> DIRECTION
Please output the records below in full, exactly as given, but without the images.

+ + + + +

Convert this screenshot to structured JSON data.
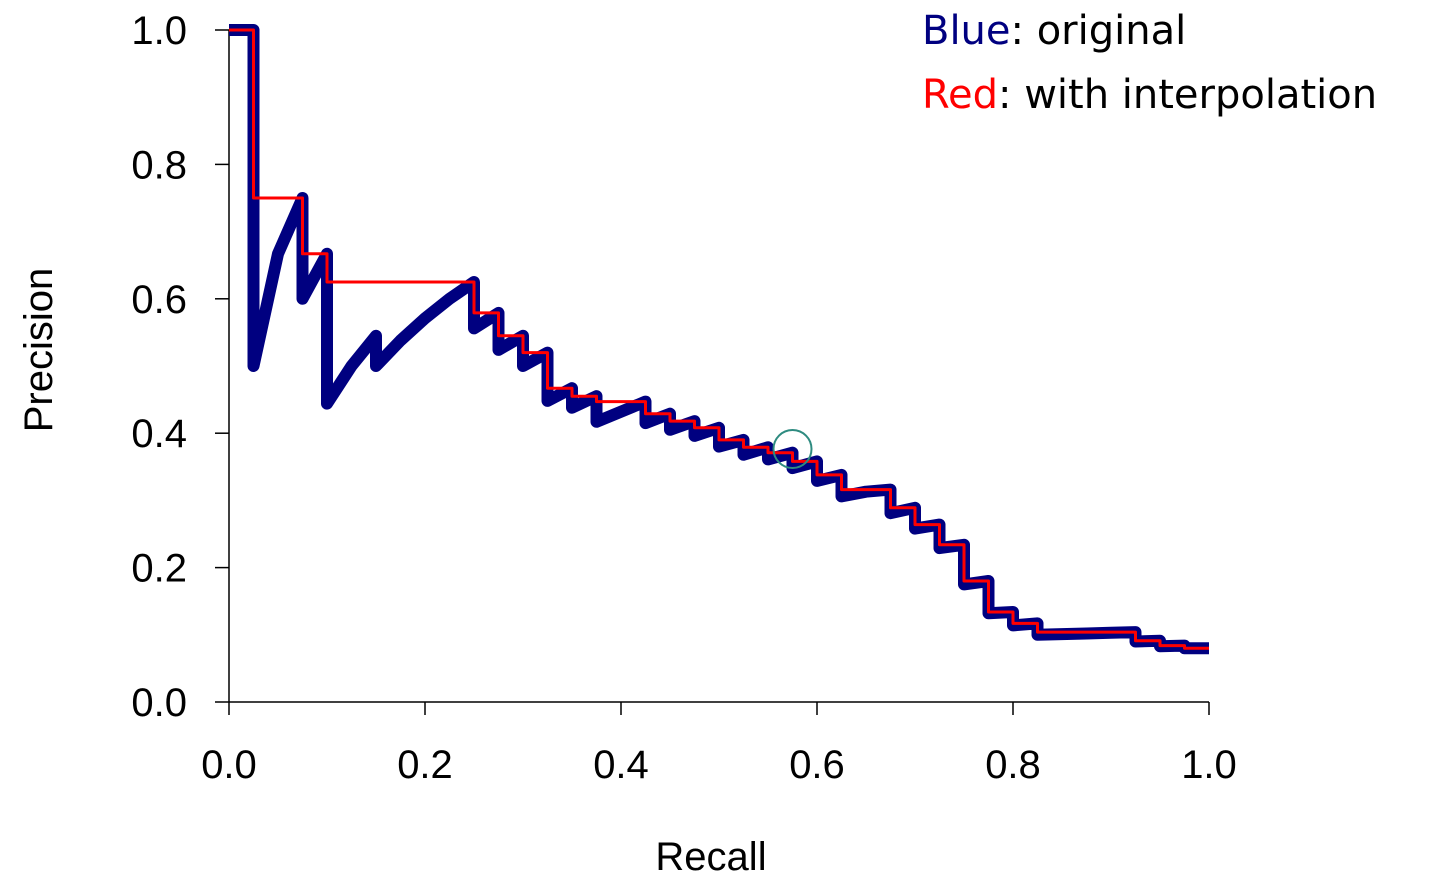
{
  "colors": {
    "original": "#000080",
    "interpolated": "#ff0000",
    "highlight_circle": "#2e8b80",
    "axis": "#000000"
  },
  "legend": {
    "blue_word": "Blue",
    "blue_rest": ": original",
    "red_word": "Red",
    "red_rest": ": with interpolation"
  },
  "chart_data": {
    "type": "line",
    "xlabel": "Recall",
    "ylabel": "Precision",
    "xlim": [
      0,
      1
    ],
    "ylim": [
      0,
      1
    ],
    "xticks": [
      "0.0",
      "0.2",
      "0.4",
      "0.6",
      "0.8",
      "1.0"
    ],
    "yticks": [
      "0.0",
      "0.2",
      "0.4",
      "0.6",
      "0.8",
      "1.0"
    ],
    "grid": false,
    "legend_position": "top-right",
    "series": [
      {
        "name": "original",
        "x": [
          0.0,
          0.025,
          0.025,
          0.025,
          0.05,
          0.075,
          0.075,
          0.1,
          0.1,
          0.125,
          0.15,
          0.15,
          0.175,
          0.2,
          0.225,
          0.25,
          0.25,
          0.275,
          0.275,
          0.3,
          0.3,
          0.325,
          0.325,
          0.35,
          0.35,
          0.375,
          0.375,
          0.4,
          0.425,
          0.425,
          0.45,
          0.45,
          0.475,
          0.475,
          0.5,
          0.5,
          0.525,
          0.525,
          0.55,
          0.55,
          0.575,
          0.575,
          0.6,
          0.6,
          0.625,
          0.625,
          0.65,
          0.675,
          0.675,
          0.7,
          0.7,
          0.725,
          0.725,
          0.75,
          0.75,
          0.775,
          0.775,
          0.8,
          0.8,
          0.825,
          0.825,
          0.85,
          0.875,
          0.9,
          0.925,
          0.925,
          0.95,
          0.95,
          0.975,
          0.975,
          1.0
        ],
        "y": [
          1.0,
          1.0,
          1.0,
          0.5,
          0.667,
          0.75,
          0.6,
          0.667,
          0.444,
          0.5,
          0.545,
          0.5,
          0.538,
          0.571,
          0.6,
          0.625,
          0.556,
          0.579,
          0.524,
          0.545,
          0.5,
          0.52,
          0.448,
          0.467,
          0.438,
          0.455,
          0.417,
          0.432,
          0.447,
          0.415,
          0.429,
          0.405,
          0.418,
          0.396,
          0.408,
          0.38,
          0.39,
          0.368,
          0.379,
          0.361,
          0.371,
          0.348,
          0.358,
          0.329,
          0.338,
          0.306,
          0.313,
          0.316,
          0.281,
          0.289,
          0.258,
          0.264,
          0.229,
          0.234,
          0.175,
          0.18,
          0.132,
          0.134,
          0.114,
          0.117,
          0.1,
          0.101,
          0.102,
          0.103,
          0.104,
          0.09,
          0.091,
          0.083,
          0.084,
          0.08,
          0.08
        ]
      },
      {
        "name": "with interpolation",
        "x": [
          0.0,
          0.025,
          0.025,
          0.075,
          0.075,
          0.1,
          0.1,
          0.25,
          0.25,
          0.275,
          0.275,
          0.3,
          0.3,
          0.325,
          0.325,
          0.35,
          0.35,
          0.375,
          0.375,
          0.425,
          0.425,
          0.45,
          0.45,
          0.475,
          0.475,
          0.5,
          0.5,
          0.525,
          0.525,
          0.55,
          0.55,
          0.575,
          0.575,
          0.6,
          0.6,
          0.625,
          0.625,
          0.675,
          0.675,
          0.7,
          0.7,
          0.725,
          0.725,
          0.75,
          0.75,
          0.775,
          0.775,
          0.8,
          0.8,
          0.825,
          0.825,
          0.925,
          0.925,
          0.95,
          0.95,
          0.975,
          0.975,
          1.0
        ],
        "y": [
          1.0,
          1.0,
          0.75,
          0.75,
          0.667,
          0.667,
          0.625,
          0.625,
          0.579,
          0.579,
          0.545,
          0.545,
          0.52,
          0.52,
          0.467,
          0.467,
          0.455,
          0.455,
          0.447,
          0.447,
          0.429,
          0.429,
          0.418,
          0.418,
          0.408,
          0.408,
          0.39,
          0.39,
          0.379,
          0.379,
          0.371,
          0.371,
          0.358,
          0.358,
          0.338,
          0.338,
          0.316,
          0.316,
          0.289,
          0.289,
          0.264,
          0.264,
          0.234,
          0.234,
          0.18,
          0.18,
          0.134,
          0.134,
          0.117,
          0.117,
          0.104,
          0.104,
          0.091,
          0.091,
          0.084,
          0.084,
          0.08,
          0.08
        ]
      }
    ],
    "annotations": [
      {
        "type": "circle",
        "x": 0.575,
        "y": 0.375
      }
    ]
  }
}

+ + + + +

> WORKED SOLUTION
Convert this screenshot to structured JSON data.
{
  "colors": {
    "original": "#000080",
    "interpolated": "#ff0000",
    "highlight_circle": "#2e8b80",
    "axis": "#000000"
  },
  "legend": {
    "blue_word": "Blue",
    "blue_rest": ": original",
    "red_word": "Red",
    "red_rest": ": with interpolation"
  },
  "chart_data": {
    "type": "line",
    "xlabel": "Recall",
    "ylabel": "Precision",
    "xlim": [
      0,
      1
    ],
    "ylim": [
      0,
      1
    ],
    "xticks": [
      "0.0",
      "0.2",
      "0.4",
      "0.6",
      "0.8",
      "1.0"
    ],
    "yticks": [
      "0.0",
      "0.2",
      "0.4",
      "0.6",
      "0.8",
      "1.0"
    ],
    "grid": false,
    "legend_position": "top-right",
    "series": [
      {
        "name": "original",
        "x": [
          0.0,
          0.025,
          0.025,
          0.025,
          0.05,
          0.075,
          0.075,
          0.1,
          0.1,
          0.125,
          0.15,
          0.15,
          0.175,
          0.2,
          0.225,
          0.25,
          0.25,
          0.275,
          0.275,
          0.3,
          0.3,
          0.325,
          0.325,
          0.35,
          0.35,
          0.375,
          0.375,
          0.4,
          0.425,
          0.425,
          0.45,
          0.45,
          0.475,
          0.475,
          0.5,
          0.5,
          0.525,
          0.525,
          0.55,
          0.55,
          0.575,
          0.575,
          0.6,
          0.6,
          0.625,
          0.625,
          0.65,
          0.675,
          0.675,
          0.7,
          0.7,
          0.725,
          0.725,
          0.75,
          0.75,
          0.775,
          0.775,
          0.8,
          0.8,
          0.825,
          0.825,
          0.85,
          0.875,
          0.9,
          0.925,
          0.925,
          0.95,
          0.95,
          0.975,
          0.975,
          1.0
        ],
        "y": [
          1.0,
          1.0,
          1.0,
          0.5,
          0.667,
          0.75,
          0.6,
          0.667,
          0.444,
          0.5,
          0.545,
          0.5,
          0.538,
          0.571,
          0.6,
          0.625,
          0.556,
          0.579,
          0.524,
          0.545,
          0.5,
          0.52,
          0.448,
          0.467,
          0.438,
          0.455,
          0.417,
          0.432,
          0.447,
          0.415,
          0.429,
          0.405,
          0.418,
          0.396,
          0.408,
          0.38,
          0.39,
          0.368,
          0.379,
          0.361,
          0.371,
          0.348,
          0.358,
          0.329,
          0.338,
          0.306,
          0.313,
          0.316,
          0.281,
          0.289,
          0.258,
          0.264,
          0.229,
          0.234,
          0.175,
          0.18,
          0.132,
          0.134,
          0.114,
          0.117,
          0.1,
          0.101,
          0.102,
          0.103,
          0.104,
          0.09,
          0.091,
          0.083,
          0.084,
          0.08,
          0.08
        ]
      },
      {
        "name": "with interpolation",
        "x": [
          0.0,
          0.025,
          0.025,
          0.075,
          0.075,
          0.1,
          0.1,
          0.25,
          0.25,
          0.275,
          0.275,
          0.3,
          0.3,
          0.325,
          0.325,
          0.35,
          0.35,
          0.375,
          0.375,
          0.425,
          0.425,
          0.45,
          0.45,
          0.475,
          0.475,
          0.5,
          0.5,
          0.525,
          0.525,
          0.55,
          0.55,
          0.575,
          0.575,
          0.6,
          0.6,
          0.625,
          0.625,
          0.675,
          0.675,
          0.7,
          0.7,
          0.725,
          0.725,
          0.75,
          0.75,
          0.775,
          0.775,
          0.8,
          0.8,
          0.825,
          0.825,
          0.925,
          0.925,
          0.95,
          0.95,
          0.975,
          0.975,
          1.0
        ],
        "y": [
          1.0,
          1.0,
          0.75,
          0.75,
          0.667,
          0.667,
          0.625,
          0.625,
          0.579,
          0.579,
          0.545,
          0.545,
          0.52,
          0.52,
          0.467,
          0.467,
          0.455,
          0.455,
          0.447,
          0.447,
          0.429,
          0.429,
          0.418,
          0.418,
          0.408,
          0.408,
          0.39,
          0.39,
          0.379,
          0.379,
          0.371,
          0.371,
          0.358,
          0.358,
          0.338,
          0.338,
          0.316,
          0.316,
          0.289,
          0.289,
          0.264,
          0.264,
          0.234,
          0.234,
          0.18,
          0.18,
          0.134,
          0.134,
          0.117,
          0.117,
          0.104,
          0.104,
          0.091,
          0.091,
          0.084,
          0.084,
          0.08,
          0.08
        ]
      }
    ],
    "annotations": [
      {
        "type": "circle",
        "x": 0.575,
        "y": 0.375
      }
    ]
  }
}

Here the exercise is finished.